Supplied material:
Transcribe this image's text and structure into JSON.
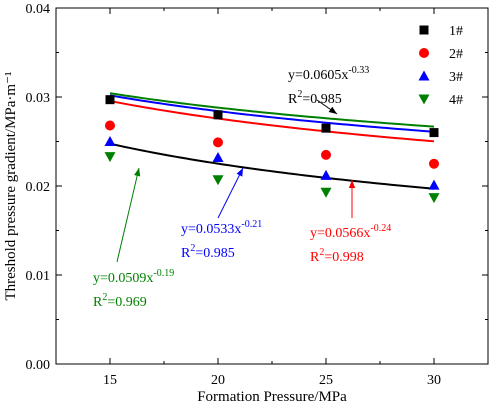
{
  "chart_data": {
    "type": "scatter",
    "title": "",
    "xlabel": "Formation Pressure/MPa",
    "ylabel": "Threshold pressure gradient/MPa·m⁻¹",
    "xlim": [
      12.5,
      32.5
    ],
    "ylim": [
      0.0,
      0.04
    ],
    "xticks": [
      "15",
      "20",
      "25",
      "30"
    ],
    "yticks": [
      "0.00",
      "0.01",
      "0.02",
      "0.03",
      "0.04"
    ],
    "grid": false,
    "legend_position": "top-right",
    "x": [
      15,
      20,
      25,
      30
    ],
    "series": [
      {
        "name": "1#",
        "marker": "square",
        "color": "#000000",
        "values": [
          0.0297,
          0.028,
          0.0265,
          0.026
        ],
        "fit": {
          "a": 0.0605,
          "b": -0.33,
          "r2": "0.985"
        },
        "equation": {
          "base": "y=0.0605x",
          "exp": "-0.33",
          "r2_prefix": "R",
          "r2_sup": "2",
          "r2_value": "=0.985"
        }
      },
      {
        "name": "2#",
        "marker": "circle",
        "color": "#ff0000",
        "values": [
          0.0268,
          0.0249,
          0.0235,
          0.0225
        ],
        "fit": {
          "a": 0.0566,
          "b": -0.24,
          "r2": "0.998"
        },
        "equation": {
          "base": "y=0.0566x",
          "exp": "-0.24",
          "r2_prefix": "R",
          "r2_sup": "2",
          "r2_value": "=0.998"
        }
      },
      {
        "name": "3#",
        "marker": "triangle-up",
        "color": "#0000ff",
        "values": [
          0.025,
          0.0232,
          0.0212,
          0.0201
        ],
        "fit": {
          "a": 0.0533,
          "b": -0.21,
          "r2": "0.985"
        },
        "equation": {
          "base": "y=0.0533x",
          "exp": "-0.21",
          "r2_prefix": "R",
          "r2_sup": "2",
          "r2_value": "=0.985"
        }
      },
      {
        "name": "4#",
        "marker": "triangle-down",
        "color": "#008000",
        "values": [
          0.0233,
          0.0207,
          0.0193,
          0.0187
        ],
        "fit": {
          "a": 0.0509,
          "b": -0.19,
          "r2": "0.969"
        },
        "equation": {
          "base": "y=0.0509x",
          "exp": "-0.19",
          "r2_prefix": "R",
          "r2_sup": "2",
          "r2_value": "=0.969"
        }
      }
    ]
  }
}
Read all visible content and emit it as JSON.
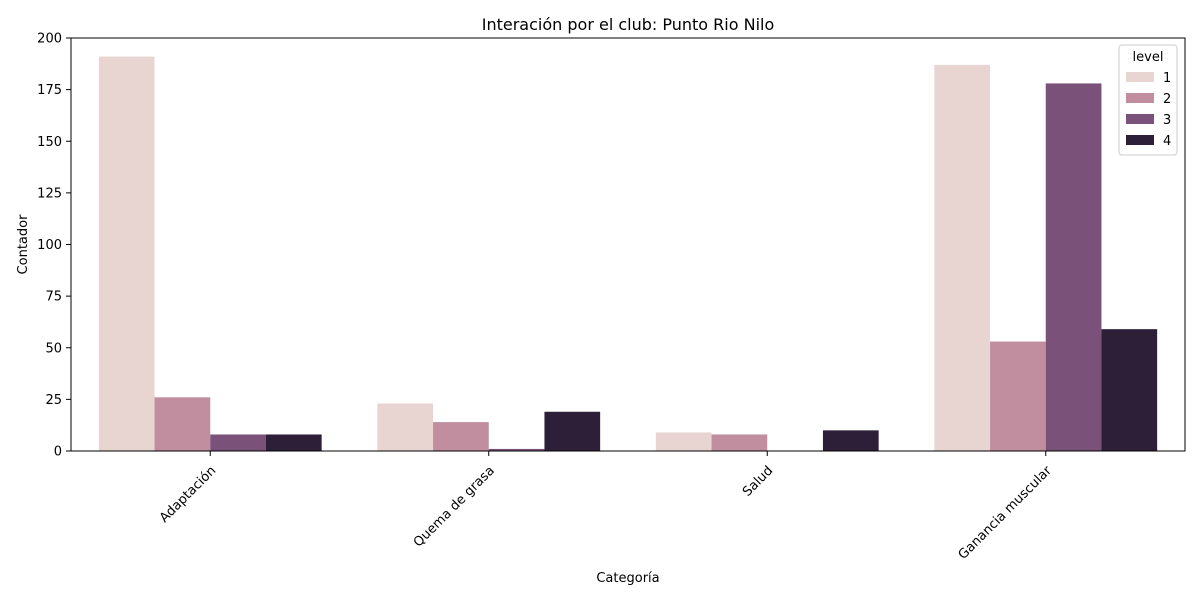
{
  "chart_data": {
    "type": "bar",
    "title": "Interación por el club: Punto Rio Nilo",
    "xlabel": "Categoría",
    "ylabel": "Contador",
    "categories": [
      "Adaptación",
      "Quema de grasa",
      "Salud",
      "Ganancia muscular"
    ],
    "ylim": [
      0,
      200
    ],
    "yticks": [
      0,
      25,
      50,
      75,
      100,
      125,
      150,
      175,
      200
    ],
    "legend": {
      "title": "level",
      "placement": "top-right"
    },
    "series": [
      {
        "name": "1",
        "color": "#e8d5d2",
        "values": [
          191,
          23,
          9,
          187
        ]
      },
      {
        "name": "2",
        "color": "#c08e9e",
        "values": [
          26,
          14,
          8,
          53
        ]
      },
      {
        "name": "3",
        "color": "#7a5178",
        "values": [
          8,
          1,
          0,
          178
        ]
      },
      {
        "name": "4",
        "color": "#2d1f38",
        "values": [
          8,
          19,
          10,
          59
        ]
      }
    ],
    "grid": false
  }
}
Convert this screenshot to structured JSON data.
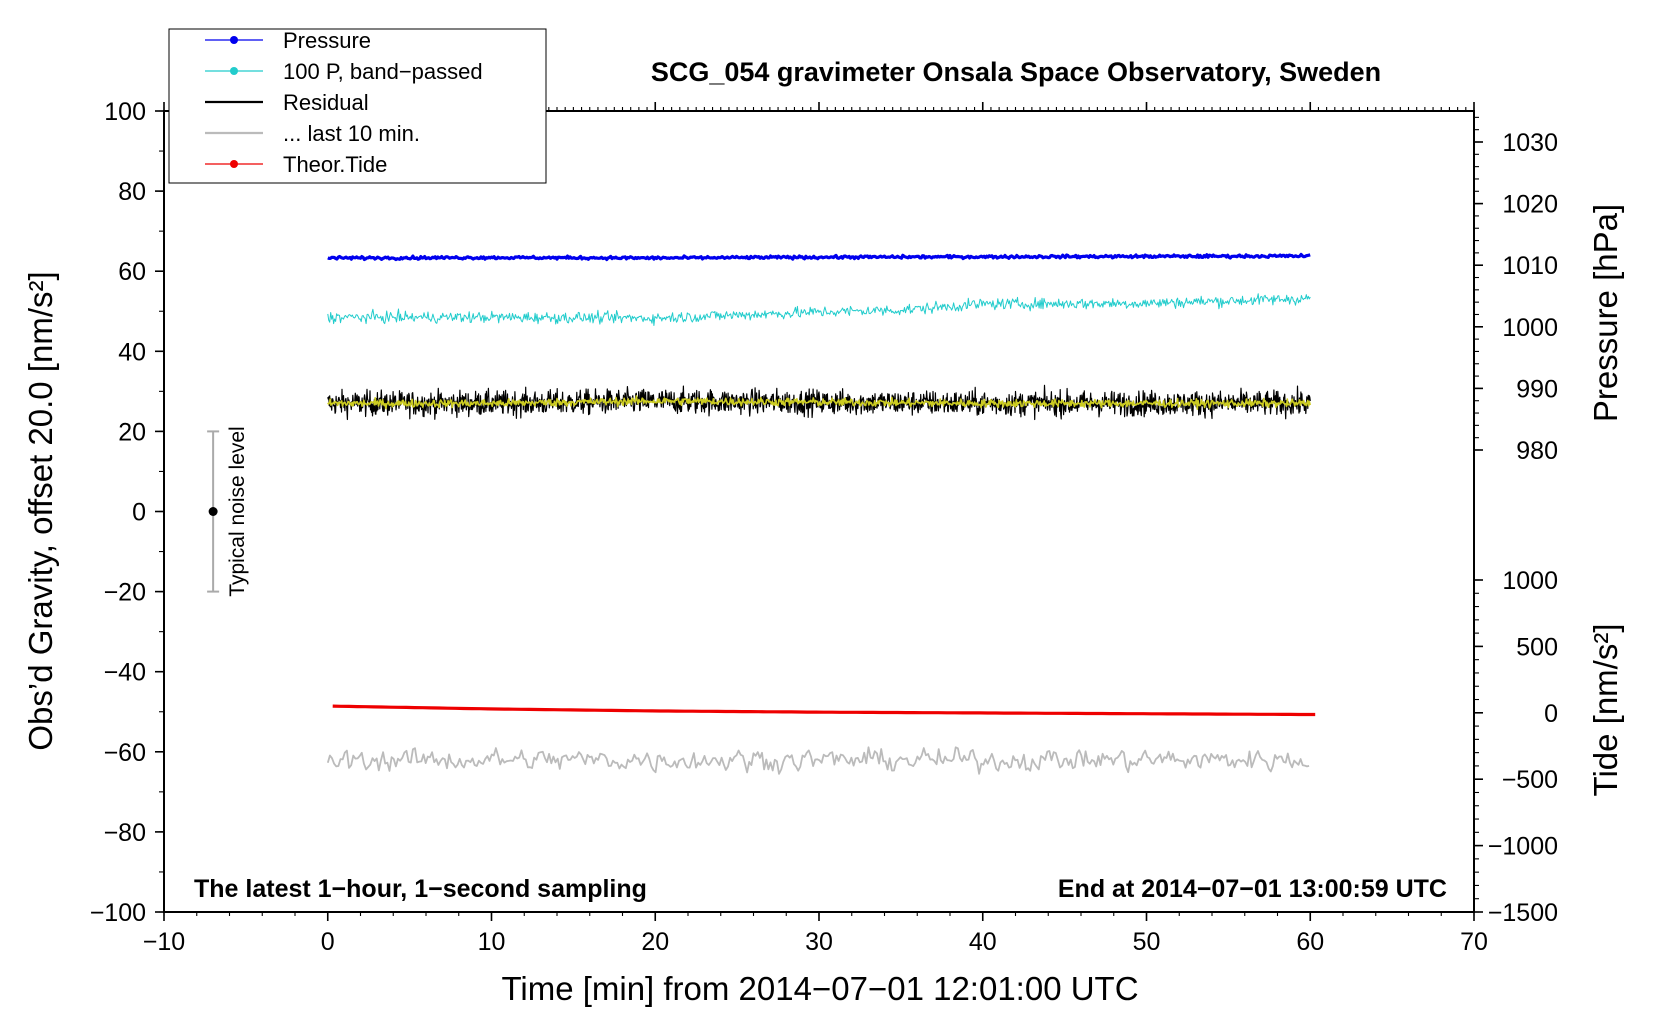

Job:
Identify each line holding the string "this", and copy it out.

Written response:
Transcribe this image's text and structure into JSON.
Convert this screenshot to structured JSON data.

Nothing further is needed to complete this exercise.